- **Provided text**:
------

According to another aspect of the invention, there is provided a power tool including a chuck having a chuck body and a locking means for locking an operational tool within the chuck, the power tool being operable in an adjustment mode to move the locking means between an open position in which the operational tool is free within the chuck and a locking position in which the locking means secures the operational tool within the chuck, and the power tool being operable in a working mode to drive rotation of the operational tool to perform work, the chuck body including a section for direct engagement with a chuck release tool to allow a user to manually move the chuck body and thereby move the locking means between the locking position and the open position.

In one form, the power tool is switchable between the adjustment mode and the working mode. The power tool may also include a motor that is operable in the adjustment mode to move the locking means between the open position and the locking position, and that is operable in the working mode to drive rotation of the operational tool to perform work.

As can be appreciated, the chuck body can have a variety of different configurations. In one form, the chuck body includes at least one rib or slot for interconnecting with a rib or slot of the chuck release tool. In another form, the chuck body includes recesses in which projections of the chuck release tool can be inserted. The recesses may be in a front surface of the chuck body. In yet another form, the chuck body includes a shaped recess, slot or hole which is engageable with a correspondingly shaped surface or body included in or on the chuck release tool. The chuck body may include a nut like portion for engagement with a spanner type head of the chuck release tool.

In one form, ^' the chuck body of the power tool is housed in a recessed section into which can be inserted the chuck release tool for enabling the direct engagement of the chuck body and the chuck release tool.

Brief Description of the Drawings

The present invention will now be described with reference to the figures of the accompanying drawings, which illustrate particular preferred embodiments of the present invention, wherein:

Fig. 1 is a perspective view of a hand held tool incorporating one particular embodiment of the chuck release tool of the present invention.

------

- **Data provided**:
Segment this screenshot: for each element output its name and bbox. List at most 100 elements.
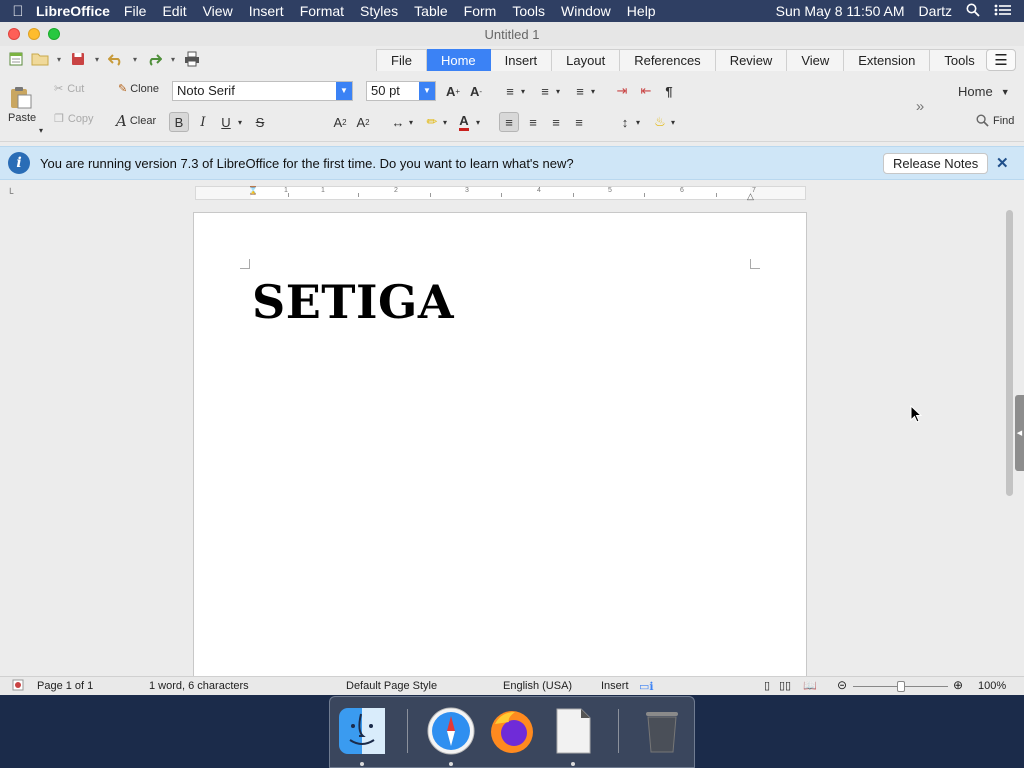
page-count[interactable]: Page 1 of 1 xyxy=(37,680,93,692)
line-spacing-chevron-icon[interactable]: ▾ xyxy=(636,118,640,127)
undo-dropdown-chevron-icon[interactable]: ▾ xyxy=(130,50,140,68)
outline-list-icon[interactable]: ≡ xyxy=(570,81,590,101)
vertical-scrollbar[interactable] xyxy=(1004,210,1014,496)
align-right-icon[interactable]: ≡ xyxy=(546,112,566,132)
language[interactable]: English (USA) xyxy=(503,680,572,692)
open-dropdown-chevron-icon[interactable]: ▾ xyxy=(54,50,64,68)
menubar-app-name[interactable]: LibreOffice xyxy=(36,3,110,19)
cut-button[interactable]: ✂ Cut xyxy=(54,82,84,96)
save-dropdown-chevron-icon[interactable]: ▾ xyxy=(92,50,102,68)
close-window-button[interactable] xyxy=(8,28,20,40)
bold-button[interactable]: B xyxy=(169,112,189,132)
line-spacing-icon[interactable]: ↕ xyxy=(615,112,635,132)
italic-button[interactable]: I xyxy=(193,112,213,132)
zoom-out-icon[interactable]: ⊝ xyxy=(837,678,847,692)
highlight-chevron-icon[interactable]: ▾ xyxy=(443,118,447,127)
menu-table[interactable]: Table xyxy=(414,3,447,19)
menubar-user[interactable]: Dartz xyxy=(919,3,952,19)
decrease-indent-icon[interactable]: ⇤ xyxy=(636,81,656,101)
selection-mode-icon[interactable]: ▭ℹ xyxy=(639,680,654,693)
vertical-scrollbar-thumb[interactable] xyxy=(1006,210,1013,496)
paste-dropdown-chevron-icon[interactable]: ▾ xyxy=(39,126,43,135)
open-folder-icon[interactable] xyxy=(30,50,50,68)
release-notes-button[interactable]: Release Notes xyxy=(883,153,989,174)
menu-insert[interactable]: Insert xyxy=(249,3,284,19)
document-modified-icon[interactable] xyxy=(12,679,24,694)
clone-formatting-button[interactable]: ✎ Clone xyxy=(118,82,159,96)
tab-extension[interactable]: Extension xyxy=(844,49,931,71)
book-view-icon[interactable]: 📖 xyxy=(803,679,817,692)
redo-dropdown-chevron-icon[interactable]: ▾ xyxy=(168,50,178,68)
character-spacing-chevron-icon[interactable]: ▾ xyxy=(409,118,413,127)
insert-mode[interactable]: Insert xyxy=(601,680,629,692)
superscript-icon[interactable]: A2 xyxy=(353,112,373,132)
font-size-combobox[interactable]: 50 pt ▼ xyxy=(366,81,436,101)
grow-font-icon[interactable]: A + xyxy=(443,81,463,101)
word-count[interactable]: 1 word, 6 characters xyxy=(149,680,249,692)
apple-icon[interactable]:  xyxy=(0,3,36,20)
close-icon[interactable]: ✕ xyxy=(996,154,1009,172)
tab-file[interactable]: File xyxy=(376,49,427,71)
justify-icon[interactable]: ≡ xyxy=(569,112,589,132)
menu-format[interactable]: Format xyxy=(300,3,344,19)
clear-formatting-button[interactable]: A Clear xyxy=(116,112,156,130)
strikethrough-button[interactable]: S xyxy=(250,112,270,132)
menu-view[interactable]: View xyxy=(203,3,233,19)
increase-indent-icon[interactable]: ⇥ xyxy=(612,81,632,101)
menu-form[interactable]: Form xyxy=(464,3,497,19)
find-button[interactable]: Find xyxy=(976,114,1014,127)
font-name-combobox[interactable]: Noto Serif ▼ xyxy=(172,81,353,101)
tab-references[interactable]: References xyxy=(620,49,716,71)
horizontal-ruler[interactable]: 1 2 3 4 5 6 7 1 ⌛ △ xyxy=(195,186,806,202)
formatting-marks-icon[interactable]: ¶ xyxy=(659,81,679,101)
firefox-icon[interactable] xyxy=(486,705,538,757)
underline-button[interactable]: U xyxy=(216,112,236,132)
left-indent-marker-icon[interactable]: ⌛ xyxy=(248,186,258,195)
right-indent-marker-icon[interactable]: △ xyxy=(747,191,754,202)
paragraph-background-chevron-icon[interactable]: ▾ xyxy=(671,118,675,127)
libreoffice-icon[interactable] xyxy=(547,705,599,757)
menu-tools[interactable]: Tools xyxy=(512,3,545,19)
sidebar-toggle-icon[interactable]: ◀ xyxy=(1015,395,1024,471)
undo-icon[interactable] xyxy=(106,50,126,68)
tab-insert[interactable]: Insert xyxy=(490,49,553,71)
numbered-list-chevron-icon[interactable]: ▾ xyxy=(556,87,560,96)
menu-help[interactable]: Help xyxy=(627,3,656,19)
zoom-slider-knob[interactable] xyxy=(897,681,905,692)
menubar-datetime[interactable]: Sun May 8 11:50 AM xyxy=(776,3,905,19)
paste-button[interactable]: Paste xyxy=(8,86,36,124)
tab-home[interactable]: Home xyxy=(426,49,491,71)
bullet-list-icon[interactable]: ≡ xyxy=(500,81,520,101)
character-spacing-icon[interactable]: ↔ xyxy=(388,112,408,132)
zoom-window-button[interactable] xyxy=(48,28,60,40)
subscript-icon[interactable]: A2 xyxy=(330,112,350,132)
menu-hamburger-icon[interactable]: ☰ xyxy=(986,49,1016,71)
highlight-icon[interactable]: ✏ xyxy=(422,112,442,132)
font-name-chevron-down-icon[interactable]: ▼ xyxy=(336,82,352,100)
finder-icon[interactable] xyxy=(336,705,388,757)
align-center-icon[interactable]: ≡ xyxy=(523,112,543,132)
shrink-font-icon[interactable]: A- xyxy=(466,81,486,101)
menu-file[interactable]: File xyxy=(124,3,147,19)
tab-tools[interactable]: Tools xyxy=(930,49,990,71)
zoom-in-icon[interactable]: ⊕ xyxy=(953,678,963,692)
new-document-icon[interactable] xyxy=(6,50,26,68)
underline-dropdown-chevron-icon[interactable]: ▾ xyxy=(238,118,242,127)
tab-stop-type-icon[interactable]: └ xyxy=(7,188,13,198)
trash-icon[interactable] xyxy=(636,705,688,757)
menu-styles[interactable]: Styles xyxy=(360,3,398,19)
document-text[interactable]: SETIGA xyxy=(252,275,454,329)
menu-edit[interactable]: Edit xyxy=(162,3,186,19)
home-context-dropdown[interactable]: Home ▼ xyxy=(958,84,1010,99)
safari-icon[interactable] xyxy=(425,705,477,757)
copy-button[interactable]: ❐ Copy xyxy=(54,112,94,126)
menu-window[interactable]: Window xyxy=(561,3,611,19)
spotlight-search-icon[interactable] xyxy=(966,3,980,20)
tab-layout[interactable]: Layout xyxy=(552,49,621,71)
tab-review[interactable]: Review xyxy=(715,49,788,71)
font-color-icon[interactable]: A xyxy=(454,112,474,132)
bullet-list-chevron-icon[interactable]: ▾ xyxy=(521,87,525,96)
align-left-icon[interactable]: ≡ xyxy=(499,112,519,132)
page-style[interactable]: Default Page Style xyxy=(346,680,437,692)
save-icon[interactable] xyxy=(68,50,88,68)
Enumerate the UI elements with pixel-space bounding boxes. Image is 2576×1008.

------

- **Written task A**:
In the power tool text, where may the recesses that receive projections of the chuck release tool be located?
- **Written task B**:
Recast the Block 1 rows as a numbered list, covering the stretch from the row containing "page-count[interactable]: Page 1" through the row containing "cut-button[interactable]: ✂ Cut", with both of those rows included.

- **Expected output A**:
In a front surface of the chuck body.

- **Expected output B**:
1. page-count[interactable]: Page 1 of 1 xyxy=(37,680,93,692)
2. line-spacing-chevron-icon[interactable]: ▾ xyxy=(636,118,640,127)
3. undo-dropdown-chevron-icon[interactable]: ▾ xyxy=(130,50,140,68)
4. outline-list-icon[interactable]: ≡ xyxy=(570,81,590,101)
5. vertical-scrollbar[interactable] xyxy=(1004,210,1014,496)
6. align-right-icon[interactable]: ≡ xyxy=(546,112,566,132)
7. language[interactable]: English (USA) xyxy=(503,680,572,692)
8. open-dropdown-chevron-icon[interactable]: ▾ xyxy=(54,50,64,68)
9. menubar-app-name[interactable]: LibreOffice xyxy=(36,3,110,19)
10. cut-button[interactable]: ✂ Cut xyxy=(54,82,84,96)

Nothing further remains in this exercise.